Work instructions: Copy out every line containing the word "image".

Supplied information:
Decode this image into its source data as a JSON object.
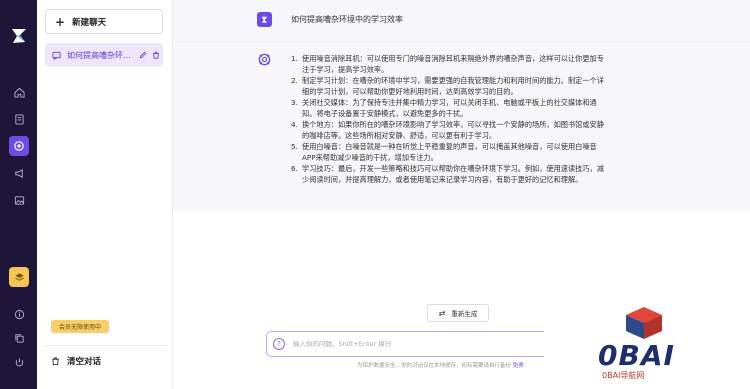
{
  "rail": {
    "icons": [
      "logo-icon",
      "home-icon",
      "document-icon",
      "chat-icon",
      "megaphone-icon",
      "image-icon",
      "vip-icon",
      "info-icon",
      "copy-icon",
      "logout-icon"
    ]
  },
  "sidebar": {
    "new_chat_label": "新建聊天",
    "conversations": [
      {
        "title": "如何提高嘈杂环..."
      }
    ],
    "vip_badge": "会员无限使用中",
    "clear_label": "清空对话"
  },
  "chat": {
    "question": "如何提高嘈杂环境中的学习效率",
    "answer": [
      {
        "num": "1.",
        "lines": [
          "使用噪音消除耳机：可以使用专门的噪音消除耳机来隔绝外界的嘈杂声音，这样可以让你更加专",
          "注于学习，提高学习效率。"
        ]
      },
      {
        "num": "2.",
        "lines": [
          "制定学习计划：在嘈杂的环境中学习，需要更强的自我管理能力和利用时间的能力。制定一个详",
          "细的学习计划，可以帮助你更好地利用时间，达到高效学习的目的。"
        ]
      },
      {
        "num": "3.",
        "lines": [
          "关闭社交媒体：为了保持专注并集中精力学习，可以关闭手机、电脑或平板上的社交媒体和通",
          "知。将电子设备置于安静模式，以避免更多的干扰。"
        ]
      },
      {
        "num": "4.",
        "lines": [
          "换个地方：如果你所在的嘈杂环境影响了学习效率，可以寻找一个安静的场所，如图书馆或安静",
          "的咖啡店等。这些场所相对安静、舒适，可以更有利于学习。"
        ]
      },
      {
        "num": "5.",
        "lines": [
          "使用白噪音：白噪音就是一种在听觉上平稳重复的声音，可以掩盖其他噪音，可以使用白噪音",
          "APP来帮助减少噪音的干扰，增加专注力。"
        ]
      },
      {
        "num": "6.",
        "lines": [
          "学习技巧：最后，开发一些策略和技巧可以帮助你在嘈杂环境下学习。例如，使用速读技巧，减",
          "少阅读时间，并提高理解力，或者使用笔记来记录学习内容，有助于更好的记忆和理解。"
        ]
      }
    ],
    "regenerate_label": "重新生成",
    "input_placeholder": "输入你的问题，Shift+Enter 换行",
    "disclaimer": "为保护数据安全，你的对话仅在本地缓存，如有需要请自行备份 ",
    "disclaimer_link": "免责"
  },
  "watermark": {
    "brand": "0BAI",
    "sub": "0BAI导航网"
  },
  "colors": {
    "rail_bg": "#1e1638",
    "accent": "#6b4ee6",
    "vip": "#f3c657"
  }
}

Correct answer:
Decode this image into its source data as a JSON object.
      "image-icon",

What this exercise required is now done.